# Provided material

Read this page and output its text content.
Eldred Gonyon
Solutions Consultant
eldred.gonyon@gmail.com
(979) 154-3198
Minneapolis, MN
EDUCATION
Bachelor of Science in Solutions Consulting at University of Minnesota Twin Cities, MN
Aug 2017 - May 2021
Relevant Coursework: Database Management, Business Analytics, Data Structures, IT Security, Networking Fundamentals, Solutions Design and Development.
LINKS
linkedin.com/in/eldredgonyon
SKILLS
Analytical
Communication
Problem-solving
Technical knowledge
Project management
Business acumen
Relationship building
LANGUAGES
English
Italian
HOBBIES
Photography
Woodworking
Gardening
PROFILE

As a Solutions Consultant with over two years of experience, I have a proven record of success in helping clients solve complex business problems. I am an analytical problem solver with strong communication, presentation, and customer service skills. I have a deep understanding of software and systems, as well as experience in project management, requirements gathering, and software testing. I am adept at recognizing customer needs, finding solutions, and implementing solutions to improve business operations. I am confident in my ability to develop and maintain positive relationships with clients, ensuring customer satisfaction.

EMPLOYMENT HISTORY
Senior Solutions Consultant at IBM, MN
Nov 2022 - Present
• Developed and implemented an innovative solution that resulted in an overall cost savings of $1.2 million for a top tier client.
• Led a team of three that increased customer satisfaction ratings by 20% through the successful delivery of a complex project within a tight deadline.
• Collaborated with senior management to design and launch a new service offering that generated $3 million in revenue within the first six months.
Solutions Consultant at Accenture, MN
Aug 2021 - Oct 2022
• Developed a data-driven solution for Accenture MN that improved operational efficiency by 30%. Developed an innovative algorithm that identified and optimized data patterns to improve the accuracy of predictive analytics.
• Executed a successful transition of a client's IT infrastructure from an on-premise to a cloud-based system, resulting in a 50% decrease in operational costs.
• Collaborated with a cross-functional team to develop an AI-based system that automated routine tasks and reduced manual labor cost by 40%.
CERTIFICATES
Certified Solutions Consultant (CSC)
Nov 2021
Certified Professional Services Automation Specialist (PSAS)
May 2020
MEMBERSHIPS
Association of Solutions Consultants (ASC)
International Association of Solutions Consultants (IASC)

# Written task
Type the material above out again, exactly.

# Response for this exercise
Read this page and output its text content.
Eldred Gonyon
Solutions Consultant
eldred.gonyon@gmail.com
(979) 154-3198
Minneapolis, MN
EDUCATION
Bachelor of Science in Solutions Consulting at University of Minnesota Twin Cities, MN
Aug 2017 - May 2021
Relevant Coursework: Database Management, Business Analytics, Data Structures, IT Security, Networking Fundamentals, Solutions Design and Development.
LINKS
linkedin.com/in/eldredgonyon
SKILLS
Analytical
Communication
Problem-solving
Technical knowledge
Project management
Business acumen
Relationship building
LANGUAGES
English
Italian
HOBBIES
Photography
Woodworking
Gardening
PROFILE

As a Solutions Consultant with over two years of experience, I have a proven record of success in helping clients solve complex business problems. I am an analytical problem solver with strong communication, presentation, and customer service skills. I have a deep understanding of software and systems, as well as experience in project management, requirements gathering, and software testing. I am adept at recognizing customer needs, finding solutions, and implementing solutions to improve business operations. I am confident in my ability to develop and maintain positive relationships with clients, ensuring customer satisfaction.

EMPLOYMENT HISTORY
Senior Solutions Consultant at IBM, MN
Nov 2022 - Present
• Developed and implemented an innovative solution that resulted in an overall cost savings of $1.2 million for a top tier client.
• Led a team of three that increased customer satisfaction ratings by 20% through the successful delivery of a complex project within a tight deadline.
• Collaborated with senior management to design and launch a new service offering that generated $3 million in revenue within the first six months.
Solutions Consultant at Accenture, MN
Aug 2021 - Oct 2022
• Developed a data-driven solution for Accenture MN that improved operational efficiency by 30%. Developed an innovative algorithm that identified and optimized data patterns to improve the accuracy of predictive analytics.
• Executed a successful transition of a client's IT infrastructure from an on-premise to a cloud-based system, resulting in a 50% decrease in operational costs.
• Collaborated with a cross-functional team to develop an AI-based system that automated routine tasks and reduced manual labor cost by 40%.
CERTIFICATES
Certified Solutions Consultant (CSC)
Nov 2021
Certified Professional Services Automation Specialist (PSAS)
May 2020
MEMBERSHIPS
Association of Solutions Consultants (ASC)
International Association of Solutions Consultants (IASC)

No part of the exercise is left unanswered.